*RECORDS FOR THIS TASK*.
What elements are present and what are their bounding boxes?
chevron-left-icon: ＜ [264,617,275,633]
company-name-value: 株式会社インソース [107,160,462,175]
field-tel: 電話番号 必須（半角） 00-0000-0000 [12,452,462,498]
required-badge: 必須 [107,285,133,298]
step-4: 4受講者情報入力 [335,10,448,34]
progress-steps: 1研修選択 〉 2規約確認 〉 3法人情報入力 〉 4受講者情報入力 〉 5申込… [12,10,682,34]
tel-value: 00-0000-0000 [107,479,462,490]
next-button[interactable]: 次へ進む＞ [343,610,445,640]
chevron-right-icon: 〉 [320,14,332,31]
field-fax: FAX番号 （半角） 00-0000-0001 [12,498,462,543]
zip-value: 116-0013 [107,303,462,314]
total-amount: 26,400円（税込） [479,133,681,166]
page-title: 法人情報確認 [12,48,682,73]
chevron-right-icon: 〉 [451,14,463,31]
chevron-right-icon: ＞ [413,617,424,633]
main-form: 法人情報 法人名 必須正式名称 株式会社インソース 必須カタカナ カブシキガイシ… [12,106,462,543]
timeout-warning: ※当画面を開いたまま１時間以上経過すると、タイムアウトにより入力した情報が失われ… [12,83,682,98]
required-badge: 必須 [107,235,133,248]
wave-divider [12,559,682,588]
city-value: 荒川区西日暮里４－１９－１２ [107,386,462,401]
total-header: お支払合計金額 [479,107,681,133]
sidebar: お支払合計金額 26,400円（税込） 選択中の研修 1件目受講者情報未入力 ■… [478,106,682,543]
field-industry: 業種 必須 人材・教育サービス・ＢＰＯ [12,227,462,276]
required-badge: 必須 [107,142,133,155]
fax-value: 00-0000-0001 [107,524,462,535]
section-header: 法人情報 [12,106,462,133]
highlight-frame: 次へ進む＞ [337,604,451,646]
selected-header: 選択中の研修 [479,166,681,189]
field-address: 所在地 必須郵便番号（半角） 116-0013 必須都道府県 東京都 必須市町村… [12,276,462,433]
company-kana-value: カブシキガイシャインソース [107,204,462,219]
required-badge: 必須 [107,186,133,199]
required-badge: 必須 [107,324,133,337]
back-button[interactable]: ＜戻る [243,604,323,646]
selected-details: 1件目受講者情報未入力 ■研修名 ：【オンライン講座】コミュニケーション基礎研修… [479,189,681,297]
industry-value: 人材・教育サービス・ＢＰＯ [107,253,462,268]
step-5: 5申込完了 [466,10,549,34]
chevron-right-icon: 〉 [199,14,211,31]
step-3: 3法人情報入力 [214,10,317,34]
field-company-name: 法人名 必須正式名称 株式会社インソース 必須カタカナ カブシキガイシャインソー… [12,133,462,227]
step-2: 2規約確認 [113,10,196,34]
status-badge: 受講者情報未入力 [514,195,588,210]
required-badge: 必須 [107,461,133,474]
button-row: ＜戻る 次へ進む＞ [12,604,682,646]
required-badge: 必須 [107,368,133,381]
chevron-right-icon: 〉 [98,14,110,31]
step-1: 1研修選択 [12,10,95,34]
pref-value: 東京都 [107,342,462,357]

*WORK INSTRUCTIONS*. Copy all of the material above without any changes.

*FULL SOLUTION*.
What elements are present and what are their bounding boxes?
chevron-left-icon: ＜ [264,617,275,633]
company-name-value: 株式会社インソース [107,160,462,175]
field-tel: 電話番号 必須（半角） 00-0000-0000 [12,452,462,498]
required-badge: 必須 [107,285,133,298]
step-4: 4受講者情報入力 [335,10,448,34]
progress-steps: 1研修選択 〉 2規約確認 〉 3法人情報入力 〉 4受講者情報入力 〉 5申込… [12,10,682,34]
tel-value: 00-0000-0000 [107,479,462,490]
next-button[interactable]: 次へ進む＞ [343,610,445,640]
chevron-right-icon: 〉 [320,14,332,31]
field-fax: FAX番号 （半角） 00-0000-0001 [12,498,462,543]
zip-value: 116-0013 [107,303,462,314]
total-amount: 26,400円（税込） [479,133,681,166]
page-title: 法人情報確認 [12,48,682,73]
chevron-right-icon: 〉 [451,14,463,31]
chevron-right-icon: ＞ [413,617,424,633]
main-form: 法人情報 法人名 必須正式名称 株式会社インソース 必須カタカナ カブシキガイシ… [12,106,462,543]
timeout-warning: ※当画面を開いたまま１時間以上経過すると、タイムアウトにより入力した情報が失われ… [12,83,682,98]
required-badge: 必須 [107,235,133,248]
wave-divider [12,559,682,588]
city-value: 荒川区西日暮里４－１９－１２ [107,386,462,401]
total-header: お支払合計金額 [479,107,681,133]
sidebar: お支払合計金額 26,400円（税込） 選択中の研修 1件目受講者情報未入力 ■… [478,106,682,543]
field-industry: 業種 必須 人材・教育サービス・ＢＰＯ [12,227,462,276]
required-badge: 必須 [107,142,133,155]
fax-value: 00-0000-0001 [107,524,462,535]
section-header: 法人情報 [12,106,462,133]
highlight-frame: 次へ進む＞ [337,604,451,646]
selected-header: 選択中の研修 [479,166,681,189]
field-address: 所在地 必須郵便番号（半角） 116-0013 必須都道府県 東京都 必須市町村… [12,276,462,433]
company-kana-value: カブシキガイシャインソース [107,204,462,219]
required-badge: 必須 [107,186,133,199]
required-badge: 必須 [107,324,133,337]
back-button[interactable]: ＜戻る [243,604,323,646]
selected-details: 1件目受講者情報未入力 ■研修名 ：【オンライン講座】コミュニケーション基礎研修… [479,189,681,297]
industry-value: 人材・教育サービス・ＢＰＯ [107,253,462,268]
step-5: 5申込完了 [466,10,549,34]
chevron-right-icon: 〉 [199,14,211,31]
step-3: 3法人情報入力 [214,10,317,34]
field-company-name: 法人名 必須正式名称 株式会社インソース 必須カタカナ カブシキガイシャインソー… [12,133,462,227]
step-2: 2規約確認 [113,10,196,34]
status-badge: 受講者情報未入力 [514,195,588,210]
required-badge: 必須 [107,461,133,474]
button-row: ＜戻る 次へ進む＞ [12,604,682,646]
required-badge: 必須 [107,368,133,381]
chevron-right-icon: 〉 [98,14,110,31]
step-1: 1研修選択 [12,10,95,34]
pref-value: 東京都 [107,342,462,357]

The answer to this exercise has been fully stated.